▶ [Data lines]:
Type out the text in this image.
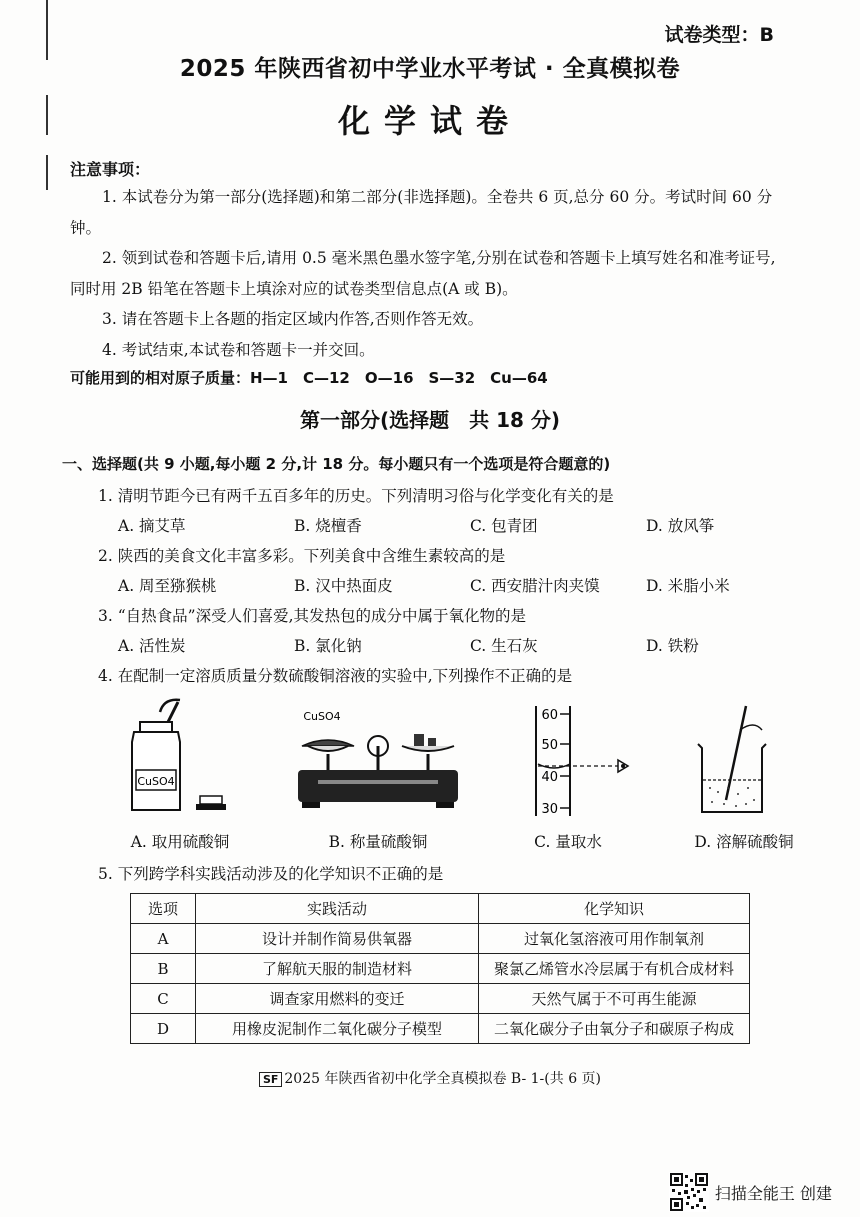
试卷类型：B
2025 年陕西省初中学业水平考试 · 全真模拟卷
化学试卷
注意事项：
1. 本试卷分为第一部分(选择题)和第二部分(非选择题)。全卷共 6 页,总分 60 分。考试时间 60 分钟。
2. 领到试卷和答题卡后,请用 0.5 毫米黑色墨水签字笔,分别在试卷和答题卡上填写姓名和准考证号,同时用 2B 铅笔在答题卡上填涂对应的试卷类型信息点(A 或 B)。
3. 请在答题卡上各题的指定区域内作答,否则作答无效。
4. 考试结束,本试卷和答题卡一并交回。
可能用到的相对原子质量：H—1　C—12　O—16　S—32　Cu—64
第一部分(选择题　共 18 分)
一、选择题(共 9 小题,每小题 2 分,计 18 分。每小题只有一个选项是符合题意的)
1. 清明节距今已有两千五百多年的历史。下列清明习俗与化学变化有关的是
A. 摘艾草	B. 烧檀香	C. 包青团	D. 放风筝
2. 陕西的美食文化丰富多彩。下列美食中含维生素较高的是
A. 周至猕猴桃	B. 汉中热面皮	C. 西安腊汁肉夹馍	D. 米脂小米
3. “自热食品”深受人们喜爱,其发热包的成分中属于氧化物的是
A. 活性炭	B. 氯化钠	C. 生石灰	D. 铁粉
4. 在配制一定溶质质量分数硫酸铜溶液的实验中,下列操作不正确的是
CuSO4
CuSO4	60
50
40
30
A. 取用硫酸铜	B. 称量硫酸铜	C. 量取水	D. 溶解硫酸铜
5. 下列跨学科实践活动涉及的化学知识不正确的是
选项	实践活动	化学知识
A	设计并制作简易供氧器	过氧化氢溶液可用作制氧剂
B	了解航天服的制造材料	聚氯乙烯管水冷层属于有机合成材料
C	调查家用燃料的变迁	天然气属于不可再生能源
D	用橡皮泥制作二氧化碳分子模型	二氧化碳分子由氧分子和碳原子构成
SF 2025 年陕西省初中化学全真模拟卷 B- 1-(共 6 页)
扫描全能王 创建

▶ [Instructions to follow]: Repeat verbatim all the material, but not the pictures.

▶ [Problem solution]:
Type out the text in this image.
试卷类型：B
2025 年陕西省初中学业水平考试 · 全真模拟卷
化学试卷
注意事项：
1. 本试卷分为第一部分(选择题)和第二部分(非选择题)。全卷共 6 页,总分 60 分。考试时间 60 分钟。
2. 领到试卷和答题卡后,请用 0.5 毫米黑色墨水签字笔,分别在试卷和答题卡上填写姓名和准考证号,同时用 2B 铅笔在答题卡上填涂对应的试卷类型信息点(A 或 B)。
3. 请在答题卡上各题的指定区域内作答,否则作答无效。
4. 考试结束,本试卷和答题卡一并交回。
可能用到的相对原子质量：H—1　C—12　O—16　S—32　Cu—64
第一部分(选择题　共 18 分)
一、选择题(共 9 小题,每小题 2 分,计 18 分。每小题只有一个选项是符合题意的)
1. 清明节距今已有两千五百多年的历史。下列清明习俗与化学变化有关的是
A. 摘艾草	B. 烧檀香	C. 包青团	D. 放风筝
2. 陕西的美食文化丰富多彩。下列美食中含维生素较高的是
A. 周至猕猴桃	B. 汉中热面皮	C. 西安腊汁肉夹馍	D. 米脂小米
3. “自热食品”深受人们喜爱,其发热包的成分中属于氧化物的是
A. 活性炭	B. 氯化钠	C. 生石灰	D. 铁粉
4. 在配制一定溶质质量分数硫酸铜溶液的实验中,下列操作不正确的是
CuSO4
CuSO4	60
50
40
30
A. 取用硫酸铜	B. 称量硫酸铜	C. 量取水	D. 溶解硫酸铜
5. 下列跨学科实践活动涉及的化学知识不正确的是
选项	实践活动	化学知识
A	设计并制作简易供氧器	过氧化氢溶液可用作制氧剂
B	了解航天服的制造材料	聚氯乙烯管水冷层属于有机合成材料
C	调查家用燃料的变迁	天然气属于不可再生能源
D	用橡皮泥制作二氧化碳分子模型	二氧化碳分子由氧分子和碳原子构成
SF 2025 年陕西省初中化学全真模拟卷 B- 1-(共 6 页)
扫描全能王 创建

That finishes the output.